***** Given entries *****
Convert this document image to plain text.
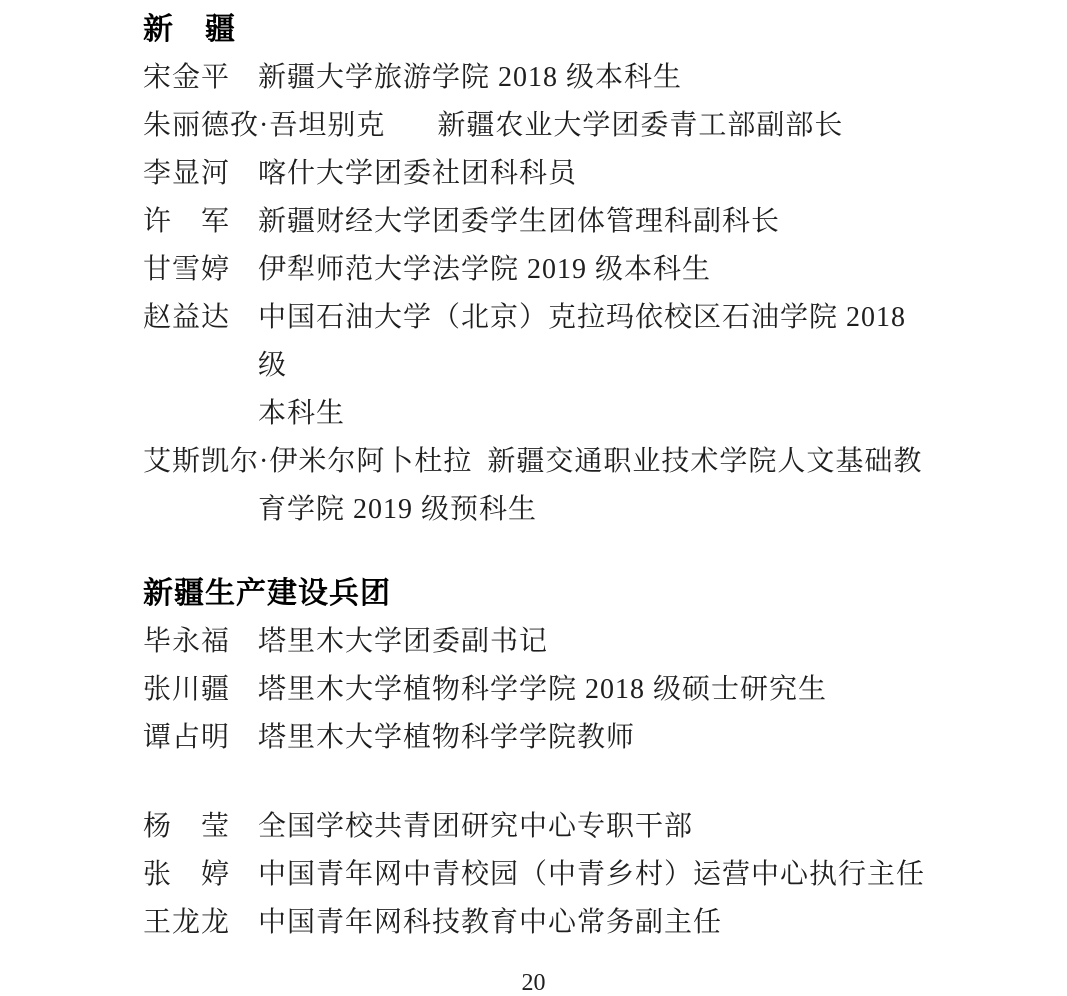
新　疆

宋金平 新疆大学旅游学院 2018 级本科生

朱丽德孜·吾坦别克 新疆农业大学团委青工部副部长

李显河 喀什大学团委社团科科员

许　军 新疆财经大学团委学生团体管理科副科长

甘雪婷 伊犁师范大学法学院 2019 级本科生

赵益达 中国石油大学（北京）克拉玛依校区石油学院 2018 级
本科生

艾斯凯尔·伊米尔阿卜杜拉 新疆交通职业技术学院人文基础教
育学院 2019 级预科生

新疆生产建设兵团

毕永福 塔里木大学团委副书记

张川疆 塔里木大学植物科学学院 2018 级硕士研究生

谭占明 塔里木大学植物科学学院教师

杨　莹 全国学校共青团研究中心专职干部

张　婷 中国青年网中青校园（中青乡村）运营中心执行主任

王龙龙 中国青年网科技教育中心常务副主任

20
*****
Exercise — Repeat everything in the records precisely. Images are excluded from the copy.

Complete output —
Convert this document image to plain text.
新　疆

宋金平 新疆大学旅游学院 2018 级本科生

朱丽德孜·吾坦别克 新疆农业大学团委青工部副部长

李显河 喀什大学团委社团科科员

许　军 新疆财经大学团委学生团体管理科副科长

甘雪婷 伊犁师范大学法学院 2019 级本科生

赵益达 中国石油大学（北京）克拉玛依校区石油学院 2018 级
本科生

艾斯凯尔·伊米尔阿卜杜拉 新疆交通职业技术学院人文基础教
育学院 2019 级预科生

新疆生产建设兵团

毕永福 塔里木大学团委副书记

张川疆 塔里木大学植物科学学院 2018 级硕士研究生

谭占明 塔里木大学植物科学学院教师

杨　莹 全国学校共青团研究中心专职干部

张　婷 中国青年网中青校园（中青乡村）运营中心执行主任

王龙龙 中国青年网科技教育中心常务副主任

20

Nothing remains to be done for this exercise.